[Extracts from a graphics dataset]
------------------------------------
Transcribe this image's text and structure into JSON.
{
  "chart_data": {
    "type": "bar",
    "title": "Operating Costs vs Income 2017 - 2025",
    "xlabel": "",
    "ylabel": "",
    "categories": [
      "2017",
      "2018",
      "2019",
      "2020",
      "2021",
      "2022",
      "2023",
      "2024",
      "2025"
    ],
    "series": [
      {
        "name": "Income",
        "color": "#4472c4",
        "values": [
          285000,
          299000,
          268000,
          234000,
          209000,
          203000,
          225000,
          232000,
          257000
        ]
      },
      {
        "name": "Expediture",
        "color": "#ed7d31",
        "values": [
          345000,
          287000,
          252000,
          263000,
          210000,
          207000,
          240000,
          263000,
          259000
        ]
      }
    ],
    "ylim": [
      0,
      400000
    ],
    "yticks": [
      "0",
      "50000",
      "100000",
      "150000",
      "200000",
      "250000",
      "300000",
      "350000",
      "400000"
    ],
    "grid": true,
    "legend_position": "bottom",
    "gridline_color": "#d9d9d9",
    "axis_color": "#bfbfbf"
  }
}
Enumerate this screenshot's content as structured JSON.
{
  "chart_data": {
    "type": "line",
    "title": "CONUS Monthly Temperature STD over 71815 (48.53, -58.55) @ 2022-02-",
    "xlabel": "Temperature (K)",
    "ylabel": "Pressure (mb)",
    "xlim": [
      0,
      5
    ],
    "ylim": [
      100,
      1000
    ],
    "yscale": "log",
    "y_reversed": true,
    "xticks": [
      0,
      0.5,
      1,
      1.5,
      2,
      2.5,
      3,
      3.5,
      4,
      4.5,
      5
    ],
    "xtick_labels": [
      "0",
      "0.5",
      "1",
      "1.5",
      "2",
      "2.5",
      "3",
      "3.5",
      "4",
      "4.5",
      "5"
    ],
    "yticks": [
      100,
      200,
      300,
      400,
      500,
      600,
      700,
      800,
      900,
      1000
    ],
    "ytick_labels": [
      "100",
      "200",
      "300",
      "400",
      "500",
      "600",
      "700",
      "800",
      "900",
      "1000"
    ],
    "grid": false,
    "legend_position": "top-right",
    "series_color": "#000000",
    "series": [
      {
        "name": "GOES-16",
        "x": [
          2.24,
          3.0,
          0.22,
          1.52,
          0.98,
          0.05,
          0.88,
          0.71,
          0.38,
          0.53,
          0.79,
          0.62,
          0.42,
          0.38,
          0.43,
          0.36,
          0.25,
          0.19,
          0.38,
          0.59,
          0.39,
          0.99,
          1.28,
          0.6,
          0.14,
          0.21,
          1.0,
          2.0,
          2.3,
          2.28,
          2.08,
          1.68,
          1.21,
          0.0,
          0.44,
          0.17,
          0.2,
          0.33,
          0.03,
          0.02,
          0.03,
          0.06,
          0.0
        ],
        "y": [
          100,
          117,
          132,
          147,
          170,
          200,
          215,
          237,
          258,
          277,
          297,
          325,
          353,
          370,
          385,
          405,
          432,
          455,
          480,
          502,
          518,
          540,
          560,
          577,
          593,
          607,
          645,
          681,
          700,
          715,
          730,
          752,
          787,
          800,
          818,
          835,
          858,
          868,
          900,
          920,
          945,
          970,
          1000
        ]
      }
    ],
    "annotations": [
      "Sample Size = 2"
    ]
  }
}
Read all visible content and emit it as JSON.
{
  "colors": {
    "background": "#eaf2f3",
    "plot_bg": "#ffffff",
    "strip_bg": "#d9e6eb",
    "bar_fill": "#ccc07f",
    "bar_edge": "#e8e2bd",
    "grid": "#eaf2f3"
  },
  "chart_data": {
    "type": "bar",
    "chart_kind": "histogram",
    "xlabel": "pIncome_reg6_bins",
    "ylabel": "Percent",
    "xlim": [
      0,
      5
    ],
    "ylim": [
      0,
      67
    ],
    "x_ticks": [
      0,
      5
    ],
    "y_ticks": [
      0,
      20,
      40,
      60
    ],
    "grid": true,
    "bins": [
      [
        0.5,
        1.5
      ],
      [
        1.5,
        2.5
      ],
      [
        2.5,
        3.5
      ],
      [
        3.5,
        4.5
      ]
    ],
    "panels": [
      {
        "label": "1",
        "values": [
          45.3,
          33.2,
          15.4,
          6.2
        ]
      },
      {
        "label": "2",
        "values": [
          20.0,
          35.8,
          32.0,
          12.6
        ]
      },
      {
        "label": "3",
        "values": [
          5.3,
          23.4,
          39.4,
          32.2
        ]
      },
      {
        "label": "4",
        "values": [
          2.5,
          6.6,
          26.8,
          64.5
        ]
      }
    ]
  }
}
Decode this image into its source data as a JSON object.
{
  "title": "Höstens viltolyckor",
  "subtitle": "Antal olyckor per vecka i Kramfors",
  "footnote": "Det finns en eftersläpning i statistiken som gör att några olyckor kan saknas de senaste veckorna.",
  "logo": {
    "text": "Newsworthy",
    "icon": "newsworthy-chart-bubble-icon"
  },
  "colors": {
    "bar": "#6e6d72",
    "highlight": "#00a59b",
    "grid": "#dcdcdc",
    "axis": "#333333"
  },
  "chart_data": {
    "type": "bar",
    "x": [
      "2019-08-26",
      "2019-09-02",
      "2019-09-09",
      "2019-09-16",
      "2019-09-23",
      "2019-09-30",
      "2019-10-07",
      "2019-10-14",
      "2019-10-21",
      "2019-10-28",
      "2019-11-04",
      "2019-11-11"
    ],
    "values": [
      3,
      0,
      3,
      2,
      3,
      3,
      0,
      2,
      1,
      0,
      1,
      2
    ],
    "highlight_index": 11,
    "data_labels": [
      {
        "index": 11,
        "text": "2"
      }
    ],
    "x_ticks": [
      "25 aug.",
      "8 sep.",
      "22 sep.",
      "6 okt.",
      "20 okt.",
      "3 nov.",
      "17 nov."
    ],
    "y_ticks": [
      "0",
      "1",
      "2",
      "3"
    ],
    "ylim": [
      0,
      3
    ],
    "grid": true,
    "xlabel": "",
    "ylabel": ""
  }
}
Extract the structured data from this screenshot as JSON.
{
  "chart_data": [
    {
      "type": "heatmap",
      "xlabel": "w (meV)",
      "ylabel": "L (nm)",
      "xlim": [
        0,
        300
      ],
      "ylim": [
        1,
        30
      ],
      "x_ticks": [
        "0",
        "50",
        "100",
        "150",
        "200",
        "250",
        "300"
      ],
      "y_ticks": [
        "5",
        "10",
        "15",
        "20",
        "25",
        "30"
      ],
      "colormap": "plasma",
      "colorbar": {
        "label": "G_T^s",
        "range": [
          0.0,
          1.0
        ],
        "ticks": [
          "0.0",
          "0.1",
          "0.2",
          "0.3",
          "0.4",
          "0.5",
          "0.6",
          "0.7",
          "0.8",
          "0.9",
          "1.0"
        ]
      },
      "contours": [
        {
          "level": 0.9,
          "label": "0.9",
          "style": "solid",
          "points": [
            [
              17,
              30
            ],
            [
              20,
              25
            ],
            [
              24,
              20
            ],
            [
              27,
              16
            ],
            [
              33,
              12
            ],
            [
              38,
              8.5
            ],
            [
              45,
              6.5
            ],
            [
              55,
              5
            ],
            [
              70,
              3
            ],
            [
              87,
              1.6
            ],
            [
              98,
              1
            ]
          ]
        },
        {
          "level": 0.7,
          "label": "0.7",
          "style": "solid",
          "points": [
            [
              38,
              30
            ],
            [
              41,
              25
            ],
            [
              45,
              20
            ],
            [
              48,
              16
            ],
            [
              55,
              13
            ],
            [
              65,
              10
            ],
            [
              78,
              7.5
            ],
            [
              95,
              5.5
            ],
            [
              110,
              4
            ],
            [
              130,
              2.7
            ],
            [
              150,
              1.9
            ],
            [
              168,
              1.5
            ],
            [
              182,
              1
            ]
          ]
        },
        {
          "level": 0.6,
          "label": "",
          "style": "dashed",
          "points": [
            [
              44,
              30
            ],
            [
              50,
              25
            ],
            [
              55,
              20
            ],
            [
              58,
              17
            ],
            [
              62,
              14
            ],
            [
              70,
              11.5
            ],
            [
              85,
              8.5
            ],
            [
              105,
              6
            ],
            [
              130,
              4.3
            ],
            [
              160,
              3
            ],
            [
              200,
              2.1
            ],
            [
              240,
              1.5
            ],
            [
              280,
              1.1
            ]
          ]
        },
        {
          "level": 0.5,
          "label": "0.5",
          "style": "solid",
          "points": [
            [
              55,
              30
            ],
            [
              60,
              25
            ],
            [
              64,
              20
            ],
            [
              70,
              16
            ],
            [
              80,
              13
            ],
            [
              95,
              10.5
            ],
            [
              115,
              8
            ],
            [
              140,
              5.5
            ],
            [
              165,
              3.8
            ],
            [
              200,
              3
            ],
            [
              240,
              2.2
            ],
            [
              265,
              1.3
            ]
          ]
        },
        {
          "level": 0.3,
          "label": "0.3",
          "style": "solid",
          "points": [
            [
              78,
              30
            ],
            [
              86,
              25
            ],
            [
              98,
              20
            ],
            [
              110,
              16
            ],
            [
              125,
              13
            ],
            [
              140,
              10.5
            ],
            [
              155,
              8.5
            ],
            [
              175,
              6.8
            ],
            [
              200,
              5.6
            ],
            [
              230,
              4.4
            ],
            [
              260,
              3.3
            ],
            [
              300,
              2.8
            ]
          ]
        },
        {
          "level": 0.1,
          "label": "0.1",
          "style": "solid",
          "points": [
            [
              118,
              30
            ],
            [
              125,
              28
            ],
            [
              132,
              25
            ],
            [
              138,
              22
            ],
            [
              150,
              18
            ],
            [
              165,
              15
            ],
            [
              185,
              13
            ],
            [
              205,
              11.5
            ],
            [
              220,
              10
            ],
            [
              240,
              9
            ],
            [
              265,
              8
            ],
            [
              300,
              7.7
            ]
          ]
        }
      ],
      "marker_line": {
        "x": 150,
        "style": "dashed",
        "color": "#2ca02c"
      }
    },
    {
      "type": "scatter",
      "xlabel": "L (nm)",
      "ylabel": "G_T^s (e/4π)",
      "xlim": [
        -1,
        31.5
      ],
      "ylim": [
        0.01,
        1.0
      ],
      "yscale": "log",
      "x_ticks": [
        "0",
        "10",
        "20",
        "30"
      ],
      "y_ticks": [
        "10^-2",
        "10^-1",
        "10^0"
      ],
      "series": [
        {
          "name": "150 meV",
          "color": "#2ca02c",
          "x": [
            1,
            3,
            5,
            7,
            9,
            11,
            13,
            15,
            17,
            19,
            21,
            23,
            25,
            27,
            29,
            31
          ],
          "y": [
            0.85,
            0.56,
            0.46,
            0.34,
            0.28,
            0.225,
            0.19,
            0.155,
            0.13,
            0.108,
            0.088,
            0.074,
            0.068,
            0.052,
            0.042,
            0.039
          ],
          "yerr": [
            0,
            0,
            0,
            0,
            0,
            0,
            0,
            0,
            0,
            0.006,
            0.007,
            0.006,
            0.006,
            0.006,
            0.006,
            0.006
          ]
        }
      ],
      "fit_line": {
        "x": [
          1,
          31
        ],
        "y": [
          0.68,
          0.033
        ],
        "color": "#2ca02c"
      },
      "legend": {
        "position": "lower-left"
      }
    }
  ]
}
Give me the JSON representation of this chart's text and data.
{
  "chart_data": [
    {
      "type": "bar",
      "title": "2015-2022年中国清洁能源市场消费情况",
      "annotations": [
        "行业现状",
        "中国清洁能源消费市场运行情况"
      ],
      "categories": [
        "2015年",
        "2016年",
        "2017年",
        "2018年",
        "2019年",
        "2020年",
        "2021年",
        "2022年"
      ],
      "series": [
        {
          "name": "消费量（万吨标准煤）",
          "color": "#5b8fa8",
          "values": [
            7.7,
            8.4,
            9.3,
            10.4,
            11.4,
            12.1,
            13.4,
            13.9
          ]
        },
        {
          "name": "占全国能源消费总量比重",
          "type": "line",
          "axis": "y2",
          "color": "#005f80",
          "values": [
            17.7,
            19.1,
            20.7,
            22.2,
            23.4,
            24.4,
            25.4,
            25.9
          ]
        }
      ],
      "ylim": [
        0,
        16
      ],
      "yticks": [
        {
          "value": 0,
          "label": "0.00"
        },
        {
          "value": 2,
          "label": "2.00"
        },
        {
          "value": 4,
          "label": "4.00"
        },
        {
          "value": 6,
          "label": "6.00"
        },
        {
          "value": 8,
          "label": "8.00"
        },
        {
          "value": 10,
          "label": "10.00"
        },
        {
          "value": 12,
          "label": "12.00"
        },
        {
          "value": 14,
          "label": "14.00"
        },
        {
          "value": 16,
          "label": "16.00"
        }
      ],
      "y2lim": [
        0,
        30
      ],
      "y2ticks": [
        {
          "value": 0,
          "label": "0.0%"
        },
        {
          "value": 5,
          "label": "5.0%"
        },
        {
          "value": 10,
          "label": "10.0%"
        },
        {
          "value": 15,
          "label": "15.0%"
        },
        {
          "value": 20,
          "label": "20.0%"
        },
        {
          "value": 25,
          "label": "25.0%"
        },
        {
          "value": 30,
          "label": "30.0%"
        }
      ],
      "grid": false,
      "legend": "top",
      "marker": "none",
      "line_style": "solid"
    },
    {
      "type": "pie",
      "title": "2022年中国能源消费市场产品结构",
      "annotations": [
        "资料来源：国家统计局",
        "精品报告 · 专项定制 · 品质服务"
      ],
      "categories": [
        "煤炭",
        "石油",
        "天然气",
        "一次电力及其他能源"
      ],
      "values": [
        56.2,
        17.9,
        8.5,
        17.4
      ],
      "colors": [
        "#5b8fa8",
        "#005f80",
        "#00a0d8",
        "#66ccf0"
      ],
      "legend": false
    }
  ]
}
------------------------------------
# GOAL OF THE EXERCISE:
Using the entries above, find all lines with "image". Copy them.

# WRITTEN REPLY:
Transcribe this image's text and structure into JSON.
Decode this image into its source data as a JSON object.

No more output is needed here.